Copy out each line of the material below that holds the string "bottom".

§ Provided entries
— START —

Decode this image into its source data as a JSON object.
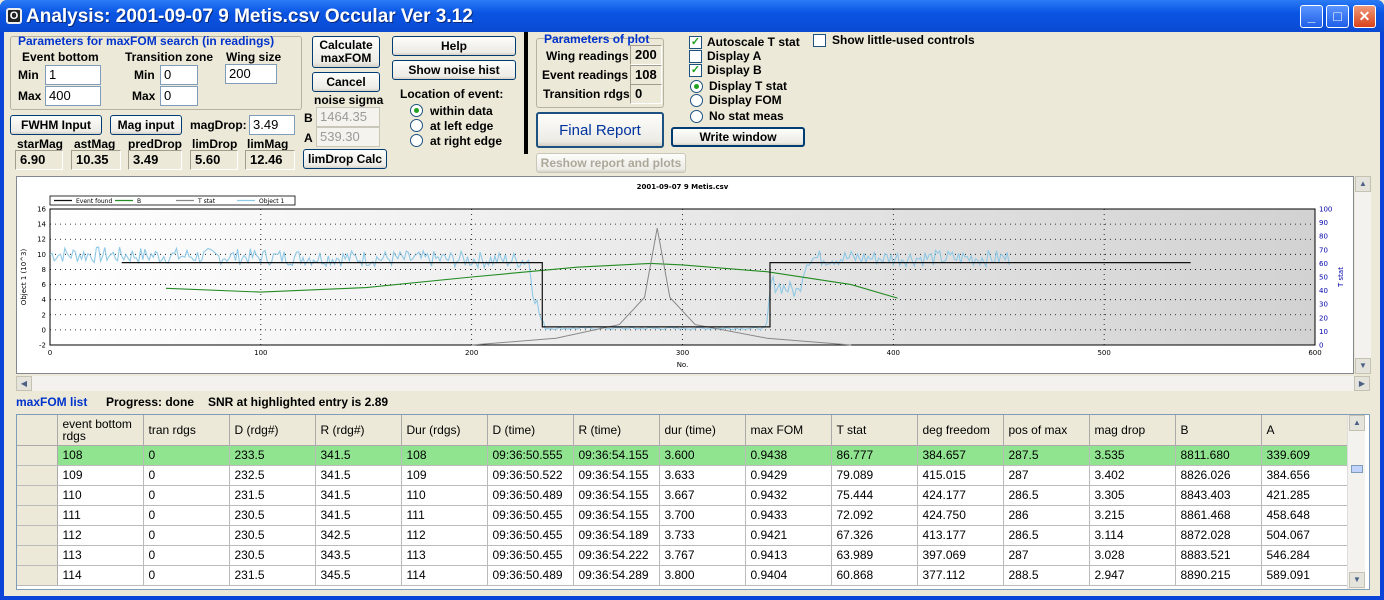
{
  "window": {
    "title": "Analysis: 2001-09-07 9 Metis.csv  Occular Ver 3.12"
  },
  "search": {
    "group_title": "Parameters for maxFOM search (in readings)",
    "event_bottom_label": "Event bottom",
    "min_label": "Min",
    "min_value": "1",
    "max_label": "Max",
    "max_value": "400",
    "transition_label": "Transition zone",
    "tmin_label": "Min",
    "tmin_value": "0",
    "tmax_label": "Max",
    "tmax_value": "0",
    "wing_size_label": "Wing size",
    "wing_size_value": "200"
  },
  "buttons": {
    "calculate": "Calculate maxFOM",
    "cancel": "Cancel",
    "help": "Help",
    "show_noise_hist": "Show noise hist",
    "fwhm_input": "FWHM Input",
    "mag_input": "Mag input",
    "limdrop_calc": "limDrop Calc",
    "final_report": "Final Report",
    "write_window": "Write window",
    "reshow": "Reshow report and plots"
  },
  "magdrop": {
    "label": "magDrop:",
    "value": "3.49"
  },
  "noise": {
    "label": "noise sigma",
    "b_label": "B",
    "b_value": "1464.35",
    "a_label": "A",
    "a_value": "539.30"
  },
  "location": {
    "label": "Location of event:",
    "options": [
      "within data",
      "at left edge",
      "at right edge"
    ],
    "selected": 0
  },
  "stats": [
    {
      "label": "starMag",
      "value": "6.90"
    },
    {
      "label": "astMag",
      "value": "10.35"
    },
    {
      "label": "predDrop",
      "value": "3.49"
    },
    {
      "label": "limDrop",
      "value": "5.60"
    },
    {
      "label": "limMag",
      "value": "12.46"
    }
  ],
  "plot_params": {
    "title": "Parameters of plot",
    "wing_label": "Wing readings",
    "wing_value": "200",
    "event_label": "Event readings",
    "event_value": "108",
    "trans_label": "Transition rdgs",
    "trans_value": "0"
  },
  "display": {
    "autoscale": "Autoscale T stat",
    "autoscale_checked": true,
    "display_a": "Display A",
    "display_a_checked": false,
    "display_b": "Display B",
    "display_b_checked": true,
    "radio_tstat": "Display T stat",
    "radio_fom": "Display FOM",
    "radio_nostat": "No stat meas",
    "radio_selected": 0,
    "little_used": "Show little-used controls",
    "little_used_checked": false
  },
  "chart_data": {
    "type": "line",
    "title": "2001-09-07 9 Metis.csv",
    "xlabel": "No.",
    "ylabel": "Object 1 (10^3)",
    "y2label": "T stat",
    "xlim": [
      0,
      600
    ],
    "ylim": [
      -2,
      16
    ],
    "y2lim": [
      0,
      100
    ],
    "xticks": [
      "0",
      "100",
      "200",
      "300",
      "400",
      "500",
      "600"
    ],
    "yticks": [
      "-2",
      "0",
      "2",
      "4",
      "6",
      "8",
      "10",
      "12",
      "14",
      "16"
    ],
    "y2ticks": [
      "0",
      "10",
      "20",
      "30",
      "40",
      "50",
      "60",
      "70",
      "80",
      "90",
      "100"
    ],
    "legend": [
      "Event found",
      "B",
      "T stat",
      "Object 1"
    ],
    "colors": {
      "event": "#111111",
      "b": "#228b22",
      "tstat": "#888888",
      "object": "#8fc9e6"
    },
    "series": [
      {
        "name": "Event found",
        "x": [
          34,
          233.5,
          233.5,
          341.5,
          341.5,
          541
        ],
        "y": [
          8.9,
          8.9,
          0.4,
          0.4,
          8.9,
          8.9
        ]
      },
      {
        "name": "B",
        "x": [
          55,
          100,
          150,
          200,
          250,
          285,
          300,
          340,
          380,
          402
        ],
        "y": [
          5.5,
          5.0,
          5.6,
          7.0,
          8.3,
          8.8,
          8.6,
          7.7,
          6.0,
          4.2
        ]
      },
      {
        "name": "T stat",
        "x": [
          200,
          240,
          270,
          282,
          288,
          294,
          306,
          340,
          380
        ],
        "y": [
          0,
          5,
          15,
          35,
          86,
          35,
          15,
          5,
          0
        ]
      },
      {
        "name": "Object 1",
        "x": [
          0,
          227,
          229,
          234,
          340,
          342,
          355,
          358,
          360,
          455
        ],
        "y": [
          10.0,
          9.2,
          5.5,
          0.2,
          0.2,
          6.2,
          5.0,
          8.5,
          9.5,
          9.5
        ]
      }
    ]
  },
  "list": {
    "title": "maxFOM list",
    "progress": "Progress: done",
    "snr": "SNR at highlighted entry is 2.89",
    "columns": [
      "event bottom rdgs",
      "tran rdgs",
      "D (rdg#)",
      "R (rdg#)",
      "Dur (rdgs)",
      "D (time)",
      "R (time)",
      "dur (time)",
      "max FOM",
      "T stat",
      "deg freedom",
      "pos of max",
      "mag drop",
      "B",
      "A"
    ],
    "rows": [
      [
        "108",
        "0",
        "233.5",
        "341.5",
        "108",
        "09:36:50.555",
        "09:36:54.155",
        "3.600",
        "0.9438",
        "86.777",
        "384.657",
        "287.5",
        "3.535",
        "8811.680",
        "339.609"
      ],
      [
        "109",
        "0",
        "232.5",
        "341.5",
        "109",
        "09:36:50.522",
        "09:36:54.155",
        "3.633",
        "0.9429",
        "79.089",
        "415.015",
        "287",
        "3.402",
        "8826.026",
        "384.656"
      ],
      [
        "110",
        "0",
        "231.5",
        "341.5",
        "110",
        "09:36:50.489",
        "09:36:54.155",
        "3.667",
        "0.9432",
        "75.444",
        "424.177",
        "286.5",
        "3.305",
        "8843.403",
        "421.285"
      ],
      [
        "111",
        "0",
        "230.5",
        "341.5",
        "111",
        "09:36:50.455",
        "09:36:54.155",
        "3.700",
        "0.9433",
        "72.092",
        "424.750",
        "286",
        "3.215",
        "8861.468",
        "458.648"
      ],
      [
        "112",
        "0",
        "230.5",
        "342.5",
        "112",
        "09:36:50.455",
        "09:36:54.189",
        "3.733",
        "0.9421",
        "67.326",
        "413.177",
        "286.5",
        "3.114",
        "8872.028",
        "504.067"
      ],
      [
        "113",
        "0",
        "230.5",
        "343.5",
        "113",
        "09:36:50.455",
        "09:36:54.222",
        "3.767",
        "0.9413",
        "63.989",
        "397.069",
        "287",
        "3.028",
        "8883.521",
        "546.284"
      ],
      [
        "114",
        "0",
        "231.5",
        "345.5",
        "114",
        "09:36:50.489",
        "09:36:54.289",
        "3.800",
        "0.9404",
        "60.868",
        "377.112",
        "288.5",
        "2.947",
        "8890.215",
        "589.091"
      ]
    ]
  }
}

— END —

§ Solution to this task
    "event_bottom_label": "Event bottom",
      "event bottom rdgs",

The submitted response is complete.